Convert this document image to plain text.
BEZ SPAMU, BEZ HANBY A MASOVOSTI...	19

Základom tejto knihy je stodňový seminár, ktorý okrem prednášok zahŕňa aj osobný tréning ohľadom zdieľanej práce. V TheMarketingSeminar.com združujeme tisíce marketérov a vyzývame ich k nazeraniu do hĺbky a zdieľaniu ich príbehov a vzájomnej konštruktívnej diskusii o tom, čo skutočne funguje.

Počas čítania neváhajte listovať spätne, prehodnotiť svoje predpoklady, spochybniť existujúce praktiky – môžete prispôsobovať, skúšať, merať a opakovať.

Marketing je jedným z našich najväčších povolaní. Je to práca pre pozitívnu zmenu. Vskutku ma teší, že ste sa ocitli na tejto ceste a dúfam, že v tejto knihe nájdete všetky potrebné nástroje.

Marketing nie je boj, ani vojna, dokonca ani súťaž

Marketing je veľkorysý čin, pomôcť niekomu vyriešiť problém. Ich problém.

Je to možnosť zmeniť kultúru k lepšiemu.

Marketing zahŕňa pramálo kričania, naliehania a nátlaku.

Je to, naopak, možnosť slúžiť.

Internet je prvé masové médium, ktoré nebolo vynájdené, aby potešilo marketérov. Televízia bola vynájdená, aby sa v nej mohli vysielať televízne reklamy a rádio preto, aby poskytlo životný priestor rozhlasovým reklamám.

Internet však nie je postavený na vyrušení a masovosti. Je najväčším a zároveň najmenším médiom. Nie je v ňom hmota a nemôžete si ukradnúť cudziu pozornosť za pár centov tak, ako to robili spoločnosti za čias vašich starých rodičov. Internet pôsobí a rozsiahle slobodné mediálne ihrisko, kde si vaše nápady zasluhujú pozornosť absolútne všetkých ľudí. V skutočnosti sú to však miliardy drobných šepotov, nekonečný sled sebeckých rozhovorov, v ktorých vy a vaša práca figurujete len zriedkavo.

- [Given exercise]:
Can you give every line above again, exactly as written?

- [Answer for this exercise]:
Convert this document image to plain text.
BEZ SPAMU, BEZ HANBY A MASOVOSTI...	19

Základom tejto knihy je stodňový seminár, ktorý okrem prednášok zahŕňa aj osobný tréning ohľadom zdieľanej práce. V TheMarketingSeminar.com združujeme tisíce marketérov a vyzývame ich k nazeraniu do hĺbky a zdieľaniu ich príbehov a vzájomnej konštruktívnej diskusii o tom, čo skutočne funguje.

Počas čítania neváhajte listovať spätne, prehodnotiť svoje predpoklady, spochybniť existujúce praktiky – môžete prispôsobovať, skúšať, merať a opakovať.

Marketing je jedným z našich najväčších povolaní. Je to práca pre pozitívnu zmenu. Vskutku ma teší, že ste sa ocitli na tejto ceste a dúfam, že v tejto knihe nájdete všetky potrebné nástroje.

Marketing nie je boj, ani vojna, dokonca ani súťaž

Marketing je veľkorysý čin, pomôcť niekomu vyriešiť problém. Ich problém.

Je to možnosť zmeniť kultúru k lepšiemu.

Marketing zahŕňa pramálo kričania, naliehania a nátlaku.

Je to, naopak, možnosť slúžiť.

Internet je prvé masové médium, ktoré nebolo vynájdené, aby potešilo marketérov. Televízia bola vynájdená, aby sa v nej mohli vysielať televízne reklamy a rádio preto, aby poskytlo životný priestor rozhlasovým reklamám.

Internet však nie je postavený na vyrušení a masovosti. Je najväčším a zároveň najmenším médiom. Nie je v ňom hmota a nemôžete si ukradnúť cudziu pozornosť za pár centov tak, ako to robili spoločnosti za čias vašich starých rodičov. Internet pôsobí a rozsiahle slobodné mediálne ihrisko, kde si vaše nápady zasluhujú pozornosť absolútne všetkých ľudí. V skutočnosti sú to však miliardy drobných šepotov, nekonečný sled sebeckých rozhovorov, v ktorých vy a vaša práca figurujete len zriedkavo.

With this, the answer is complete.